++++ Source information

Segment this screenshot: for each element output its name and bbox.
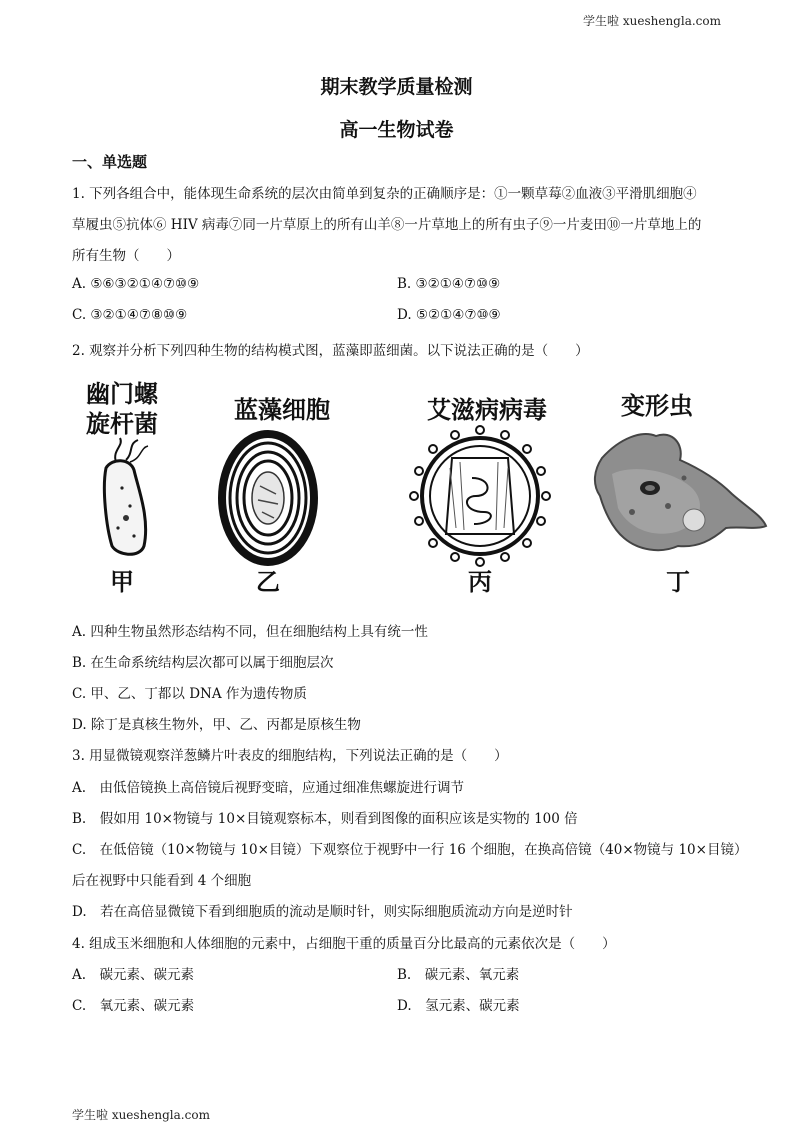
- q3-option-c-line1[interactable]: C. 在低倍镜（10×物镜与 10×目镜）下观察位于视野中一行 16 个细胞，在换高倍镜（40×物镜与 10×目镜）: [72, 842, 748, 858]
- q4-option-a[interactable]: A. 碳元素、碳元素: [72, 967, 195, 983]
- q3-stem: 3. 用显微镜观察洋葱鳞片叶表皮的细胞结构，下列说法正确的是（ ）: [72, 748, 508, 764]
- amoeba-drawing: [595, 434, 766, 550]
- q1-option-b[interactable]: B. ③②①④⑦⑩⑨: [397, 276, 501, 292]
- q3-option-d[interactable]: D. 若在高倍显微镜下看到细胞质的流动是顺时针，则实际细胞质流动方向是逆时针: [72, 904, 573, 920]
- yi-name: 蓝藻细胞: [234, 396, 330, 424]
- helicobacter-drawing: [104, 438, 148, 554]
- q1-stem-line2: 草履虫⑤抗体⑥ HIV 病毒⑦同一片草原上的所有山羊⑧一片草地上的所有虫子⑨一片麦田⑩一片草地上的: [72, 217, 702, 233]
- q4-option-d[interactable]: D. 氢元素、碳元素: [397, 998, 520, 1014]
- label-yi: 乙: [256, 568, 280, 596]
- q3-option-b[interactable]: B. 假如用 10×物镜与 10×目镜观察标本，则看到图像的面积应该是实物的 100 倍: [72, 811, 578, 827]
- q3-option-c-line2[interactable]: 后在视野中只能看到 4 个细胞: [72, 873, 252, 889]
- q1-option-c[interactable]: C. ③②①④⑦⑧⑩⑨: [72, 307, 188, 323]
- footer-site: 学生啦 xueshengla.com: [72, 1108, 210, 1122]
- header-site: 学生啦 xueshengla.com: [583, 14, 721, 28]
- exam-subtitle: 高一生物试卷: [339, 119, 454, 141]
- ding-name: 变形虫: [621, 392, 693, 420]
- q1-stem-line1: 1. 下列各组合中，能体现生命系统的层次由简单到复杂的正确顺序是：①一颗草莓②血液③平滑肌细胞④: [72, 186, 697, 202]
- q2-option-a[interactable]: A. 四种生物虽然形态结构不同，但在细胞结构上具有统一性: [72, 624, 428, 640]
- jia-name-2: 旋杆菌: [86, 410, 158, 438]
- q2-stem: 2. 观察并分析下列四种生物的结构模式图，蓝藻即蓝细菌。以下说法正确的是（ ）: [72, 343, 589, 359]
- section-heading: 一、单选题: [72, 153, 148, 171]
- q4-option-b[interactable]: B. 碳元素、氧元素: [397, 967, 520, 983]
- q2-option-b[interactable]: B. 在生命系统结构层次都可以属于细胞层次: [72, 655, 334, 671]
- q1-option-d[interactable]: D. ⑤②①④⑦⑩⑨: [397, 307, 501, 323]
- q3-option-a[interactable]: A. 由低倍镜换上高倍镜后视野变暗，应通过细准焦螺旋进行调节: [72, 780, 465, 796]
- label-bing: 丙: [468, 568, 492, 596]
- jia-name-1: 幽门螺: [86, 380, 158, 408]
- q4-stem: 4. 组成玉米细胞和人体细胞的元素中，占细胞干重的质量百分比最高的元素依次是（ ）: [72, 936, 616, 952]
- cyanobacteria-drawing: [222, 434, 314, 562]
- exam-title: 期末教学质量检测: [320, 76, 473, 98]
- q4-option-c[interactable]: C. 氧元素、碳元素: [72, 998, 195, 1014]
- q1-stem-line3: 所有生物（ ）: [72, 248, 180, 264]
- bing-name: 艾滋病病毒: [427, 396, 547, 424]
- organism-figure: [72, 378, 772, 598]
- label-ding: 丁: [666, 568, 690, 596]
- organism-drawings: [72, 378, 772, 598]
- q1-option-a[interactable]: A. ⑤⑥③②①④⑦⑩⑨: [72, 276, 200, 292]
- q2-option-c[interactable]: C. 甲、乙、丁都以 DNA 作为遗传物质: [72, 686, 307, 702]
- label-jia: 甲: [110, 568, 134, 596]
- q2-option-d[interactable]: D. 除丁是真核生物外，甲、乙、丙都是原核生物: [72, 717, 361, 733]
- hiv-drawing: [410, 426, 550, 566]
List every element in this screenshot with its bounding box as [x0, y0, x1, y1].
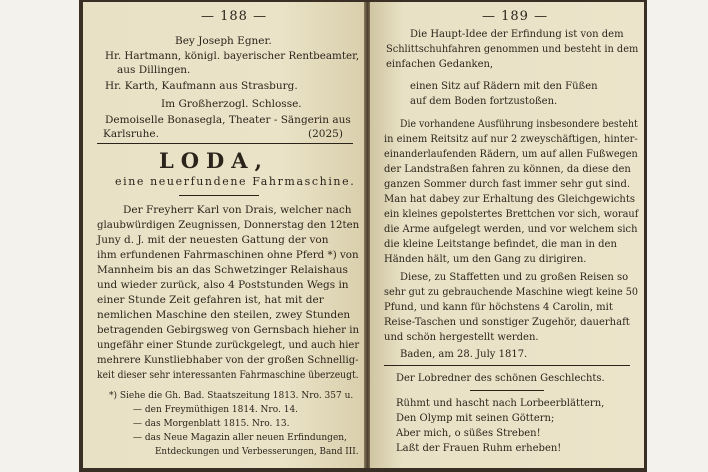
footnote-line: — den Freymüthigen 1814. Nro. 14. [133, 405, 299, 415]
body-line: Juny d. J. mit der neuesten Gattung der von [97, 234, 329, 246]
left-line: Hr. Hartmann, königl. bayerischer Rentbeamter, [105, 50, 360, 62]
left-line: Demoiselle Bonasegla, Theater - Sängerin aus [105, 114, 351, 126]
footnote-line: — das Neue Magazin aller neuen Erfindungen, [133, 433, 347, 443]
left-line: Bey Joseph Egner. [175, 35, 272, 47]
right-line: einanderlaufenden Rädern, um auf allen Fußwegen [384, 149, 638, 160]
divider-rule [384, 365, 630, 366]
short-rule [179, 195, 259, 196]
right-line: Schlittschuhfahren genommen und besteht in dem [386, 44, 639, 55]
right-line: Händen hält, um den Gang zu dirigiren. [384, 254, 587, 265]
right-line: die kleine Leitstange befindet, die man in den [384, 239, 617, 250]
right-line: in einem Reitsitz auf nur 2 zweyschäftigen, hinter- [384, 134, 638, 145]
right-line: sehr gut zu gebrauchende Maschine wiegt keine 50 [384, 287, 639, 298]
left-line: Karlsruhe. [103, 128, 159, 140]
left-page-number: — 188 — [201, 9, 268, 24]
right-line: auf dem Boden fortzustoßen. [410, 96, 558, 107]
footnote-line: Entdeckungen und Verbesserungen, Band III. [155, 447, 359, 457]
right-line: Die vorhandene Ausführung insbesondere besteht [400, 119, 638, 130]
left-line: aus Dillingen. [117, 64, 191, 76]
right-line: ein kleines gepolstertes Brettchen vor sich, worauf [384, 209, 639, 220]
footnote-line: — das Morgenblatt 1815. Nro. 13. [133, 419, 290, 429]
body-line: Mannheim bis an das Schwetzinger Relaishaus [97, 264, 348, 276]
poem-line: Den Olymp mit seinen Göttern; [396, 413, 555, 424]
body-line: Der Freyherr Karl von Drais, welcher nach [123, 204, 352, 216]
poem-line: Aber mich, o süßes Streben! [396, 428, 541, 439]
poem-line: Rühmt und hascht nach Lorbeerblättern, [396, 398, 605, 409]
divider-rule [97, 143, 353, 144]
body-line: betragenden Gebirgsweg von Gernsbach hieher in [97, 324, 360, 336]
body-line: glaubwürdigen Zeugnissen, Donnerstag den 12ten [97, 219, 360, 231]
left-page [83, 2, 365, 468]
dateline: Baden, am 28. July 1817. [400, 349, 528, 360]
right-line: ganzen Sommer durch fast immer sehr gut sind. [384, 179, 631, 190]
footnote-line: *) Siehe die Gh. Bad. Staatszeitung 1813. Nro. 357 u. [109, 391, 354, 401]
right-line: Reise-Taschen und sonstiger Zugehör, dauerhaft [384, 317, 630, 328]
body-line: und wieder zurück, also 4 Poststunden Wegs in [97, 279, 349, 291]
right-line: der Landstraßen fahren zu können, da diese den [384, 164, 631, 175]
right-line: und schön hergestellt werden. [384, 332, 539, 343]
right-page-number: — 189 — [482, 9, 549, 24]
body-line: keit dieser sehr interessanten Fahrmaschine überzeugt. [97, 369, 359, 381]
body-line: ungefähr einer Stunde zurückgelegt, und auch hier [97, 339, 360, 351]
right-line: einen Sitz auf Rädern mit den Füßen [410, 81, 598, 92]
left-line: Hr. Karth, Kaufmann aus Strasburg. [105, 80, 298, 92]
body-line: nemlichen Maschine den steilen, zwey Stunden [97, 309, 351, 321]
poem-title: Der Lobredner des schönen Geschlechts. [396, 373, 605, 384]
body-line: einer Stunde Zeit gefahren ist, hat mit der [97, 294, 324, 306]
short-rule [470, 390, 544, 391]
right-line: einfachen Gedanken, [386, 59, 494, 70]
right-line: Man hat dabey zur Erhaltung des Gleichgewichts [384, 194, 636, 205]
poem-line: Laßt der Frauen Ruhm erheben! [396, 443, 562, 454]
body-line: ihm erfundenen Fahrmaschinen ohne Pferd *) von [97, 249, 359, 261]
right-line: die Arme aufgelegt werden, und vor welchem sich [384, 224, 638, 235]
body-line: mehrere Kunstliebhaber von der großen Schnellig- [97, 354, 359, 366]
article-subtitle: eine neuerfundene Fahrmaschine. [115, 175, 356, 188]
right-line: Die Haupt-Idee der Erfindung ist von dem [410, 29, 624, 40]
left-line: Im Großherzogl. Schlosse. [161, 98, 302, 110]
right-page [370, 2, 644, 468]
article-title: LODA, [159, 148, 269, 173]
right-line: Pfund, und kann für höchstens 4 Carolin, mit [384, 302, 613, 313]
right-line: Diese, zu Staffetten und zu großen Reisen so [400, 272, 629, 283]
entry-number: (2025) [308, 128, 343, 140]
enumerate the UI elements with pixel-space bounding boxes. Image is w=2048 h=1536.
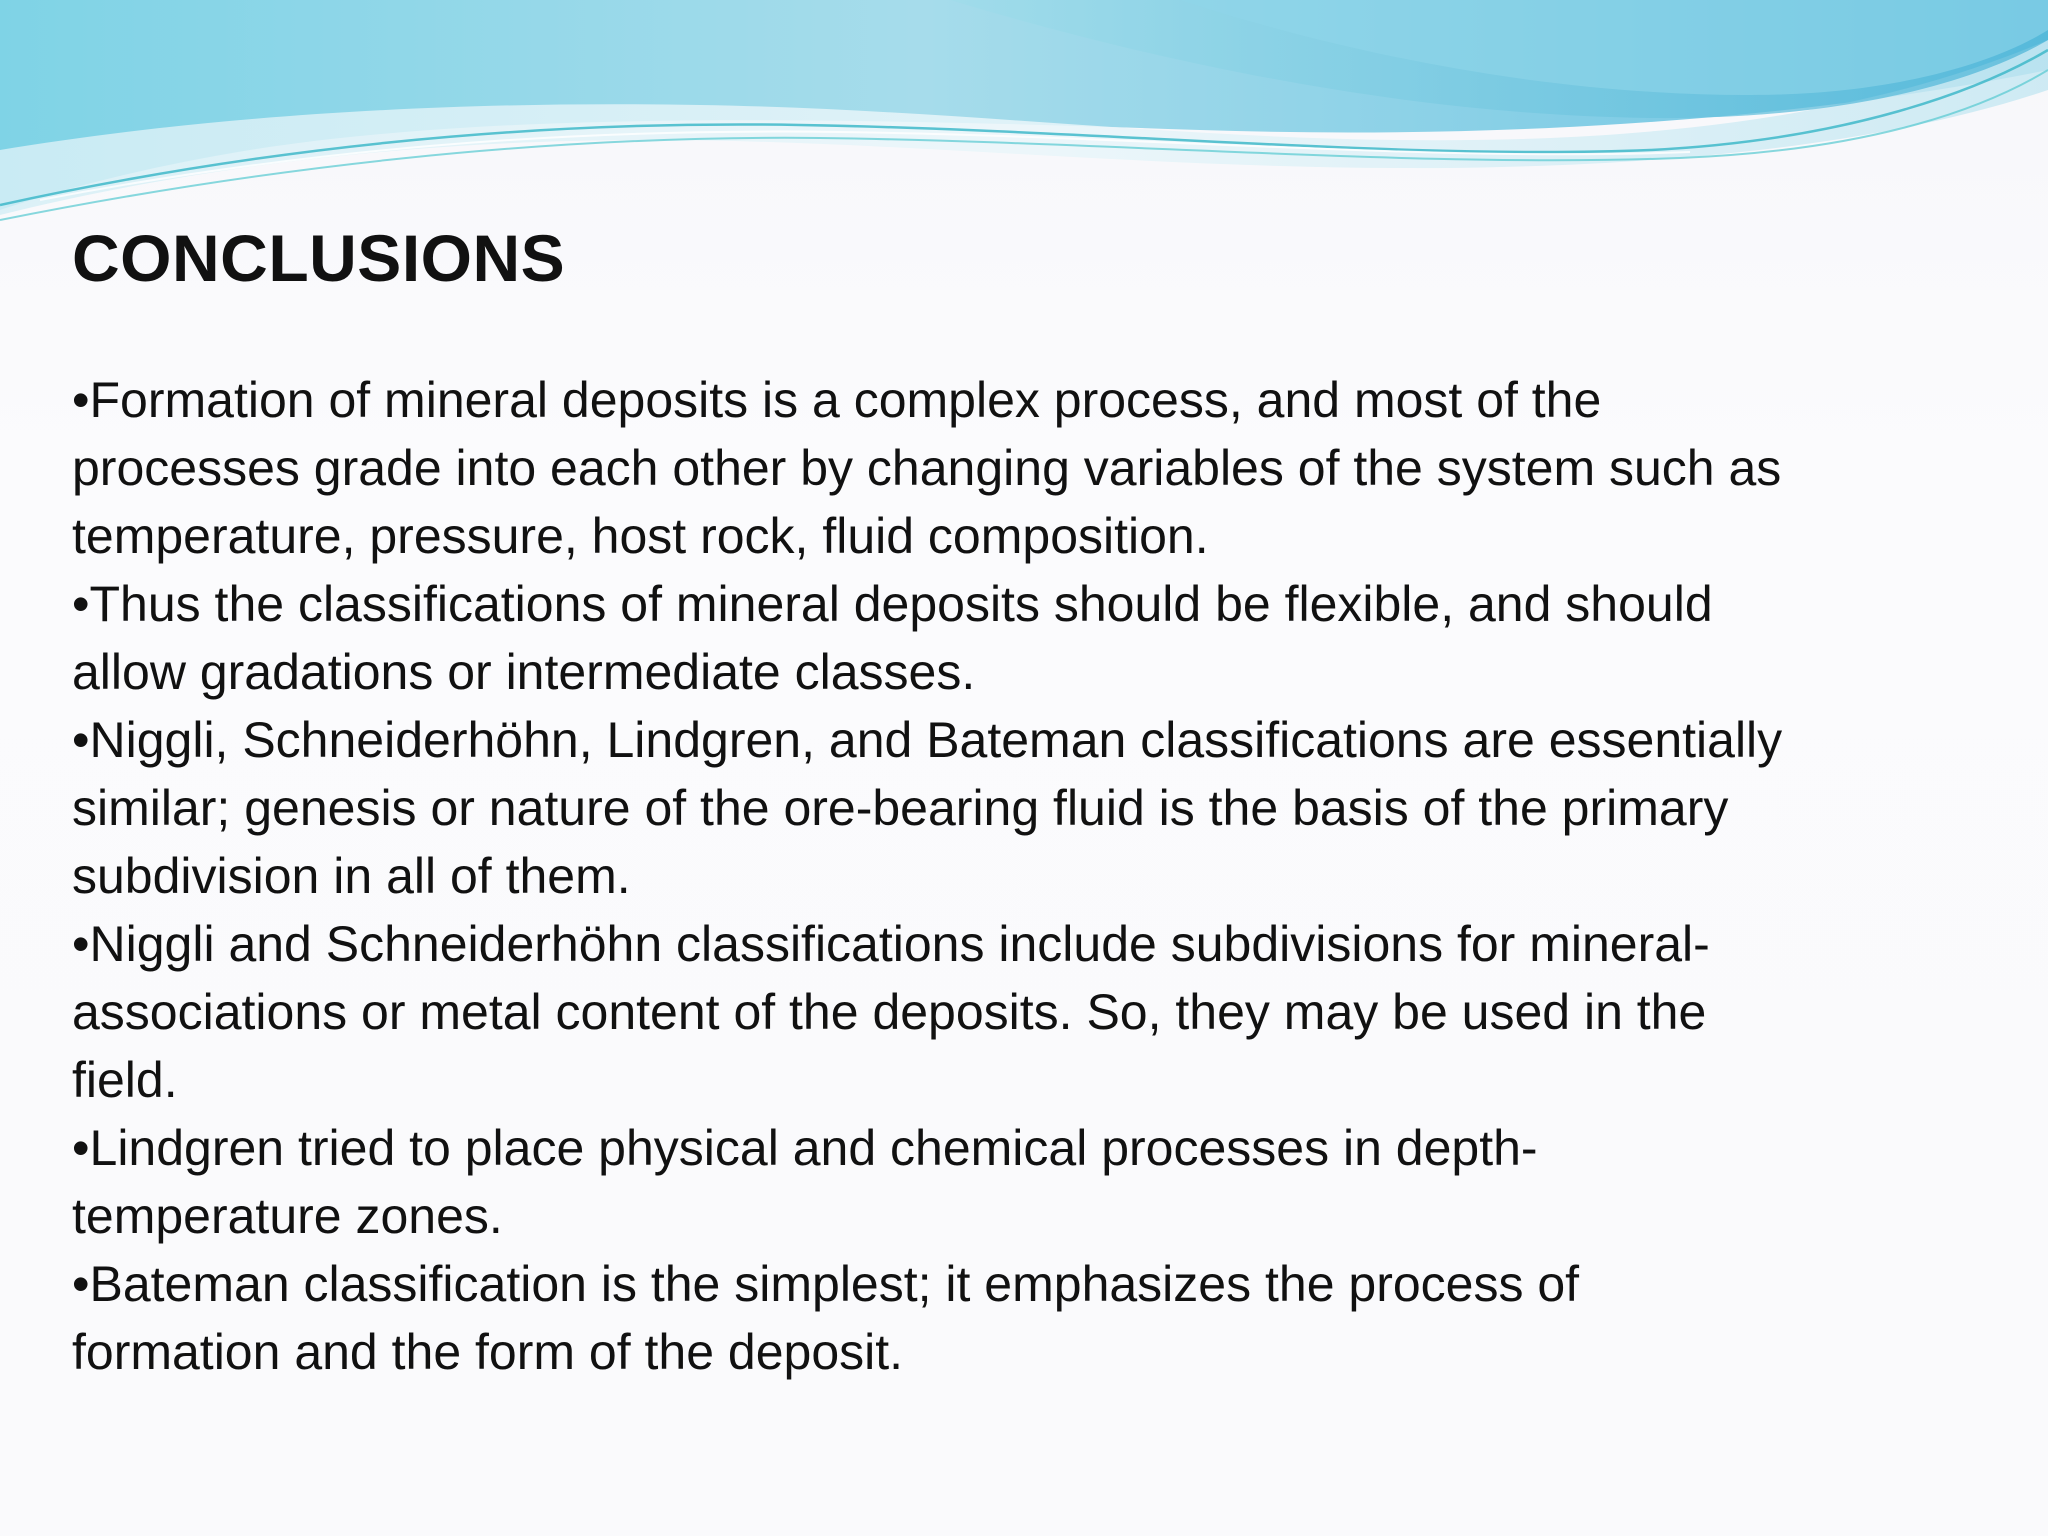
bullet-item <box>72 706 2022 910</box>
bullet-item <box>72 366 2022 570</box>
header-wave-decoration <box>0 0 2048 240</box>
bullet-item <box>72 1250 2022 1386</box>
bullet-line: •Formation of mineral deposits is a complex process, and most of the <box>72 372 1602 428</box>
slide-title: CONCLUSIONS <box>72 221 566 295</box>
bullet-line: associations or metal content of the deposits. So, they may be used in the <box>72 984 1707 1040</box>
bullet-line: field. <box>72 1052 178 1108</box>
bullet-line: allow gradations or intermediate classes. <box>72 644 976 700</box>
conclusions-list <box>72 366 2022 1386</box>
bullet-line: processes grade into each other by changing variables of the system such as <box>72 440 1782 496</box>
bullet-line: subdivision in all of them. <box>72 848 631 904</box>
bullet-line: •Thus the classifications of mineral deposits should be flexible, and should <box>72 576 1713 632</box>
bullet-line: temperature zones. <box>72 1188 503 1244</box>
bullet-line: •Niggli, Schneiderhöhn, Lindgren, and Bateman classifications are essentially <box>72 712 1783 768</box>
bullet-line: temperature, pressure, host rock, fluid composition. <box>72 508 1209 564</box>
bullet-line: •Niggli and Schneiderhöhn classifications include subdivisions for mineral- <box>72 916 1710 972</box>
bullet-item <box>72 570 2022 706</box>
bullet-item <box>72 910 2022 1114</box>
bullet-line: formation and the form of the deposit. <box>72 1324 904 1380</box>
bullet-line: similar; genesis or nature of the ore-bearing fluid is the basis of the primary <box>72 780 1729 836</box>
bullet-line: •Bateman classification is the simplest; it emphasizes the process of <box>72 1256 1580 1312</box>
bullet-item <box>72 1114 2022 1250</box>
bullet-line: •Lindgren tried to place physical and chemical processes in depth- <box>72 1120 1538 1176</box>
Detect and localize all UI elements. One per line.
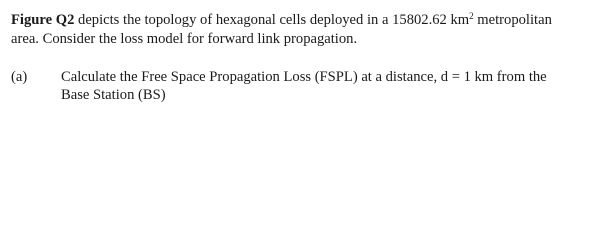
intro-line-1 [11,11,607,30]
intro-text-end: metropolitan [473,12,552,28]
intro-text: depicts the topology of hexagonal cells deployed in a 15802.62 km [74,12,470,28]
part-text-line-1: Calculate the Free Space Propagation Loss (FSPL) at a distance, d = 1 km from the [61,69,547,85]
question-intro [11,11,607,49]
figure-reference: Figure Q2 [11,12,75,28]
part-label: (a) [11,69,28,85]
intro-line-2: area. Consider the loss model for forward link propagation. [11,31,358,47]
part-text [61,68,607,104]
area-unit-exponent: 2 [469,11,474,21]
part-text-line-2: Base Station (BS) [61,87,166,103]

++++++++

→ Problem statement:
Give again the lines from the line that contains "Detect and localize" through the last line of the material above, exactly and with both ends included. Omit the pictures.

→ Response area:
Detect and localize all UI elements. One per line.
intro-line-1 [11,11,607,30]
intro-text-end: metropolitan [473,12,552,28]
intro-text: depicts the topology of hexagonal cells deployed in a 15802.62 km [74,12,470,28]
part-text-line-1: Calculate the Free Space Propagation Loss (FSPL) at a distance, d = 1 km from the [61,69,547,85]
question-intro [11,11,607,49]
figure-reference: Figure Q2 [11,12,75,28]
part-label: (a) [11,69,28,85]
intro-line-2: area. Consider the loss model for forward link propagation. [11,31,358,47]
part-text [61,68,607,104]
area-unit-exponent: 2 [469,11,474,21]
part-text-line-2: Base Station (BS) [61,87,166,103]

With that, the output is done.